* EXERCISE INSTRUCTIONS
Your task is to copy every record exactly.

* RECORDS TO USE
▽

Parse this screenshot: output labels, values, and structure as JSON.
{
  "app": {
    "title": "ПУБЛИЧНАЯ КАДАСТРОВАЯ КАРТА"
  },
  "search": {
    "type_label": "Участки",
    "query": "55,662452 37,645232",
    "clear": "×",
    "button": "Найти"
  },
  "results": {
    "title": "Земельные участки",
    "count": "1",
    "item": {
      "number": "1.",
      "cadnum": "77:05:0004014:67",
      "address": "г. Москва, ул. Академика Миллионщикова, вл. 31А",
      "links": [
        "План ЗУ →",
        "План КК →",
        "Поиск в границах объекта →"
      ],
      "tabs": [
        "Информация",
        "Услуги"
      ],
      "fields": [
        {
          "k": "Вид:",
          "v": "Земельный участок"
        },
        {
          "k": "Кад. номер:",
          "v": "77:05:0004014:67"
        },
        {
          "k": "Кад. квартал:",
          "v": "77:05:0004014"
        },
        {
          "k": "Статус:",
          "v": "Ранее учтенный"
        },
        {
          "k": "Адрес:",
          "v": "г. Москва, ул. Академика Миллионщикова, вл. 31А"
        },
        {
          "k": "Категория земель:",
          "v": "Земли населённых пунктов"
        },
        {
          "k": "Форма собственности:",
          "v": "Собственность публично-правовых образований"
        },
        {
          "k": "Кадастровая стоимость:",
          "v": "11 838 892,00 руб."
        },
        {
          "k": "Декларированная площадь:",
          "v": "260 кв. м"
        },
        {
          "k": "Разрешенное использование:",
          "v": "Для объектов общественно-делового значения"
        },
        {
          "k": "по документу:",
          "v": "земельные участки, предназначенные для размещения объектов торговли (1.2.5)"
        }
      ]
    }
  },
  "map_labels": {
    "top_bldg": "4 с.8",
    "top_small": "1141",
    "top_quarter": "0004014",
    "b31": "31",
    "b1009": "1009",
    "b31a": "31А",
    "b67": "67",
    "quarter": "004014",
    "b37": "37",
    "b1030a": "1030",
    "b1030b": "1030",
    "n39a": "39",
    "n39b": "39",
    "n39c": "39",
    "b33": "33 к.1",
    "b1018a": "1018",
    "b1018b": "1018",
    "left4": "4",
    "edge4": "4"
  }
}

△

* RESULT OF THIS EXERCISE
Parse this screenshot: output labels, values, and structure as JSON.
{
  "app": {
    "title": "ПУБЛИЧНАЯ КАДАСТРОВАЯ КАРТА"
  },
  "search": {
    "type_label": "Участки",
    "query": "55,662452 37,645232",
    "clear": "×",
    "button": "Найти"
  },
  "results": {
    "title": "Земельные участки",
    "count": "1",
    "item": {
      "number": "1.",
      "cadnum": "77:05:0004014:67",
      "address": "г. Москва, ул. Академика Миллионщикова, вл. 31А",
      "links": [
        "План ЗУ →",
        "План КК →",
        "Поиск в границах объекта →"
      ],
      "tabs": [
        "Информация",
        "Услуги"
      ],
      "fields": [
        {
          "k": "Вид:",
          "v": "Земельный участок"
        },
        {
          "k": "Кад. номер:",
          "v": "77:05:0004014:67"
        },
        {
          "k": "Кад. квартал:",
          "v": "77:05:0004014"
        },
        {
          "k": "Статус:",
          "v": "Ранее учтенный"
        },
        {
          "k": "Адрес:",
          "v": "г. Москва, ул. Академика Миллионщикова, вл. 31А"
        },
        {
          "k": "Категория земель:",
          "v": "Земли населённых пунктов"
        },
        {
          "k": "Форма собственности:",
          "v": "Собственность публично-правовых образований"
        },
        {
          "k": "Кадастровая стоимость:",
          "v": "11 838 892,00 руб."
        },
        {
          "k": "Декларированная площадь:",
          "v": "260 кв. м"
        },
        {
          "k": "Разрешенное использование:",
          "v": "Для объектов общественно-делового значения"
        },
        {
          "k": "по документу:",
          "v": "земельные участки, предназначенные для размещения объектов торговли (1.2.5)"
        }
      ]
    }
  },
  "map_labels": {
    "top_bldg": "4 с.8",
    "top_small": "1141",
    "top_quarter": "0004014",
    "b31": "31",
    "b1009": "1009",
    "b31a": "31А",
    "b67": "67",
    "quarter": "004014",
    "b37": "37",
    "b1030a": "1030",
    "b1030b": "1030",
    "n39a": "39",
    "n39b": "39",
    "n39c": "39",
    "b33": "33 к.1",
    "b1018a": "1018",
    "b1018b": "1018",
    "left4": "4",
    "edge4": "4"
  }
}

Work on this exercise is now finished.